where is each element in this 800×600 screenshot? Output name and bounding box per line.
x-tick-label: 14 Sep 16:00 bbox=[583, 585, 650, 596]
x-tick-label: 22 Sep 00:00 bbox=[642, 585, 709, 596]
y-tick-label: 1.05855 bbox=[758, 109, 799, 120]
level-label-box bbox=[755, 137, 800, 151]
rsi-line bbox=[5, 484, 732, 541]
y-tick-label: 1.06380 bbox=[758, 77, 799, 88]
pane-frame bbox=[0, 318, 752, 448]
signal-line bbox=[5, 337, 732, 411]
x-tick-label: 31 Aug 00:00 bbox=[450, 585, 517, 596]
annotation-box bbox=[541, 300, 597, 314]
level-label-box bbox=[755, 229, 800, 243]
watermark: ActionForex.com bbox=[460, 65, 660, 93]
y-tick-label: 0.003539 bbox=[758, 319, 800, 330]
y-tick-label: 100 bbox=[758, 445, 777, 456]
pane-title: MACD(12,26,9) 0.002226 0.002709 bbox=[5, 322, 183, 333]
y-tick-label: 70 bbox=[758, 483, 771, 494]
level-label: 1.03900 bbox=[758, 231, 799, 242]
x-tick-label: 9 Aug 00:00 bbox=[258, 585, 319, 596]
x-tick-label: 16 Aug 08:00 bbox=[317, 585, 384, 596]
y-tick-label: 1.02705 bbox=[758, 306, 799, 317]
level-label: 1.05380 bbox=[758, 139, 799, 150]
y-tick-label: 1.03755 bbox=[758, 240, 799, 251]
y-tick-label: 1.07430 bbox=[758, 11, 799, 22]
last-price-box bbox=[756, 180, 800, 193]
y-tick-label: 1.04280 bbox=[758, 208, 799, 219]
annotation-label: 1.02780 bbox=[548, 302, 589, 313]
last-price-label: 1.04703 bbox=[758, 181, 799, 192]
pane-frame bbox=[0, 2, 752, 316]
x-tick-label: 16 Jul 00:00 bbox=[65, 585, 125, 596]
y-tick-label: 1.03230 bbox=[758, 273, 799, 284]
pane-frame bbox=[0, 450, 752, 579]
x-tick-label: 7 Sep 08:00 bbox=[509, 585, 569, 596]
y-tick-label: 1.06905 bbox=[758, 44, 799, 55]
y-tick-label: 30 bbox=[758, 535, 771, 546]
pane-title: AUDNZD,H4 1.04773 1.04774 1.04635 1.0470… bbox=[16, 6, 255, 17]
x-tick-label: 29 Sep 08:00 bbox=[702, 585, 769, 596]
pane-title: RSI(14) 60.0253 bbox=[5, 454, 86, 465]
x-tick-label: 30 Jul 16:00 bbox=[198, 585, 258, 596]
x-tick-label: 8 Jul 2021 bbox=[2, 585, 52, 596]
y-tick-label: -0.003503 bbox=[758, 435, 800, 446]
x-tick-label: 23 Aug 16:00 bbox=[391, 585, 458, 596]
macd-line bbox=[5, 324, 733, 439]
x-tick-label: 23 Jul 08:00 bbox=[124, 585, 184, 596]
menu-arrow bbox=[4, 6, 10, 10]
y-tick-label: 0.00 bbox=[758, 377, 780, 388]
········
> [SET TASK]: Reproduce every line of the records above word for word, keeping the original order.

> [THE RESPONSE]:
where is each element in this 800×600 screenshot? Output name and bounding box per line.
x-tick-label: 14 Sep 16:00 bbox=[583, 585, 650, 596]
x-tick-label: 22 Sep 00:00 bbox=[642, 585, 709, 596]
y-tick-label: 1.05855 bbox=[758, 109, 799, 120]
level-label-box bbox=[755, 137, 800, 151]
rsi-line bbox=[5, 484, 732, 541]
y-tick-label: 1.06380 bbox=[758, 77, 799, 88]
pane-frame bbox=[0, 318, 752, 448]
signal-line bbox=[5, 337, 732, 411]
x-tick-label: 31 Aug 00:00 bbox=[450, 585, 517, 596]
annotation-box bbox=[541, 300, 597, 314]
level-label-box bbox=[755, 229, 800, 243]
watermark: ActionForex.com bbox=[460, 65, 660, 93]
y-tick-label: 0.003539 bbox=[758, 319, 800, 330]
y-tick-label: 100 bbox=[758, 445, 777, 456]
pane-title: MACD(12,26,9) 0.002226 0.002709 bbox=[5, 322, 183, 333]
y-tick-label: 70 bbox=[758, 483, 771, 494]
level-label: 1.03900 bbox=[758, 231, 799, 242]
x-tick-label: 9 Aug 00:00 bbox=[258, 585, 319, 596]
x-tick-label: 16 Aug 08:00 bbox=[317, 585, 384, 596]
y-tick-label: 1.02705 bbox=[758, 306, 799, 317]
level-label: 1.05380 bbox=[758, 139, 799, 150]
y-tick-label: 1.03755 bbox=[758, 240, 799, 251]
y-tick-label: 1.07430 bbox=[758, 11, 799, 22]
last-price-box bbox=[756, 180, 800, 193]
y-tick-label: 1.04280 bbox=[758, 208, 799, 219]
annotation-label: 1.02780 bbox=[548, 302, 589, 313]
last-price-label: 1.04703 bbox=[758, 181, 799, 192]
pane-frame bbox=[0, 2, 752, 316]
x-tick-label: 16 Jul 00:00 bbox=[65, 585, 125, 596]
y-tick-label: 1.03230 bbox=[758, 273, 799, 284]
pane-frame bbox=[0, 450, 752, 579]
x-tick-label: 7 Sep 08:00 bbox=[509, 585, 569, 596]
y-tick-label: 1.06905 bbox=[758, 44, 799, 55]
y-tick-label: 30 bbox=[758, 535, 771, 546]
pane-title: AUDNZD,H4 1.04773 1.04774 1.04635 1.0470… bbox=[16, 6, 255, 17]
x-tick-label: 29 Sep 08:00 bbox=[702, 585, 769, 596]
pane-title: RSI(14) 60.0253 bbox=[5, 454, 86, 465]
x-tick-label: 30 Jul 16:00 bbox=[198, 585, 258, 596]
x-tick-label: 8 Jul 2021 bbox=[2, 585, 52, 596]
y-tick-label: -0.003503 bbox=[758, 435, 800, 446]
x-tick-label: 23 Aug 16:00 bbox=[391, 585, 458, 596]
macd-line bbox=[5, 324, 733, 439]
x-tick-label: 23 Jul 08:00 bbox=[124, 585, 184, 596]
menu-arrow bbox=[4, 6, 10, 10]
y-tick-label: 0.00 bbox=[758, 377, 780, 388]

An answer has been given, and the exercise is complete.